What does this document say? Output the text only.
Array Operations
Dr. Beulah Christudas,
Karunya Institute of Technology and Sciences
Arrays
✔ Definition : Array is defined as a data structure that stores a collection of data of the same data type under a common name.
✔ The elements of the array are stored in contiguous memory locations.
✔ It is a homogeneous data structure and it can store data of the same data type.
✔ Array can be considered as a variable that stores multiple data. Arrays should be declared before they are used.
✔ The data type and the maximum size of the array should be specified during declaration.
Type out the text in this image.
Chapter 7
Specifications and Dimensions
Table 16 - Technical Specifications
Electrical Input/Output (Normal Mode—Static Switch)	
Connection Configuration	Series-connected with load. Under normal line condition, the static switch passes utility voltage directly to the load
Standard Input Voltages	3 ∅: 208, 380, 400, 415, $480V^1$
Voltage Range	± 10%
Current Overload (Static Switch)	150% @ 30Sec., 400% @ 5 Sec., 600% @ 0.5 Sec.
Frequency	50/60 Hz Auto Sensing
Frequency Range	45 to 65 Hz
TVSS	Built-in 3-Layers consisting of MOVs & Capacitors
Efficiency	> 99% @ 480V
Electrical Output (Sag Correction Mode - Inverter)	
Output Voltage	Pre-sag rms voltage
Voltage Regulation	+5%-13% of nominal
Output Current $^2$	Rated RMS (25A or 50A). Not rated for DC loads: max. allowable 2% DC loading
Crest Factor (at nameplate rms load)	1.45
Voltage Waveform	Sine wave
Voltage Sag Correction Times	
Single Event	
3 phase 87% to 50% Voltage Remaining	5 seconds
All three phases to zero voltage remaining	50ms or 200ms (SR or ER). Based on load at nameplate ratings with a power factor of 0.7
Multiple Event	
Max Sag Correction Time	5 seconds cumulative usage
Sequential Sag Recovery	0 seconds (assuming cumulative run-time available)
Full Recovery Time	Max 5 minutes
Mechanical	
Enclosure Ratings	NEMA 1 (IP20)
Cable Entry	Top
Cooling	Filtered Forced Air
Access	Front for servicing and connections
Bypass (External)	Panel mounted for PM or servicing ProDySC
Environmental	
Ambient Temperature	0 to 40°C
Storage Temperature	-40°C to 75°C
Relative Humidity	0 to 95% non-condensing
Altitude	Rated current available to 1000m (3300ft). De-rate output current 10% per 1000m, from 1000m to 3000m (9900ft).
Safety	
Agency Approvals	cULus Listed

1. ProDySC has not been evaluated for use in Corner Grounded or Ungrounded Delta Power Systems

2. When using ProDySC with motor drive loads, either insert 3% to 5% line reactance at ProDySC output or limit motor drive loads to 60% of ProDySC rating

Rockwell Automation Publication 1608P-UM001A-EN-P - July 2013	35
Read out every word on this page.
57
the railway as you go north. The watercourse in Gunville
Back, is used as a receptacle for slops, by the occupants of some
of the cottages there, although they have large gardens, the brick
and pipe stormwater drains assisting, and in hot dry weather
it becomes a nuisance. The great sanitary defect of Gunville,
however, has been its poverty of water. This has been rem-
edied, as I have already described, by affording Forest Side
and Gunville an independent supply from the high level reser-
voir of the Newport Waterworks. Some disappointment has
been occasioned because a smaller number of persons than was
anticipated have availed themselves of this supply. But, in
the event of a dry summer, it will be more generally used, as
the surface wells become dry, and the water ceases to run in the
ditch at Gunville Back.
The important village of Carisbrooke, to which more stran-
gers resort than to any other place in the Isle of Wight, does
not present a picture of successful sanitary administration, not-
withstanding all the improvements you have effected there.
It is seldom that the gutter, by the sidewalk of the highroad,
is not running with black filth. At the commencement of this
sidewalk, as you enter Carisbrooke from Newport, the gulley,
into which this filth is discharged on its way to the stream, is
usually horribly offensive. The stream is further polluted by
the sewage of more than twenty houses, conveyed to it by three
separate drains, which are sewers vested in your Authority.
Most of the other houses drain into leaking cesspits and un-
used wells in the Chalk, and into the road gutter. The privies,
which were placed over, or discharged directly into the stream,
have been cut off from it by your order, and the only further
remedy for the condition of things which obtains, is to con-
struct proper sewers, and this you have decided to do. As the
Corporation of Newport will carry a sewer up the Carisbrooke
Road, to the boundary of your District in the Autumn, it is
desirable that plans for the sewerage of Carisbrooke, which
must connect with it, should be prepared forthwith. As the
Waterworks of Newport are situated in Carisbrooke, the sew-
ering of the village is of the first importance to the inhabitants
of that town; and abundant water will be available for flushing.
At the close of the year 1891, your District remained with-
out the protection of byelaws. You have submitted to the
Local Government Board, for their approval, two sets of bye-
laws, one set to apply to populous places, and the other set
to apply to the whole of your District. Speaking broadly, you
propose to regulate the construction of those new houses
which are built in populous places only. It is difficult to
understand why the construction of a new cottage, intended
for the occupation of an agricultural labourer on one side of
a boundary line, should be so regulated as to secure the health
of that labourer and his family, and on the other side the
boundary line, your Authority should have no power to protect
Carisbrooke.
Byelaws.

━━━━

### [Problem to solve]
Reproduce each line holding the word "there".

### [Result of the exercise]
of the cottages there, although they have large gardens, the brick
withstanding all the improvements you have effected there.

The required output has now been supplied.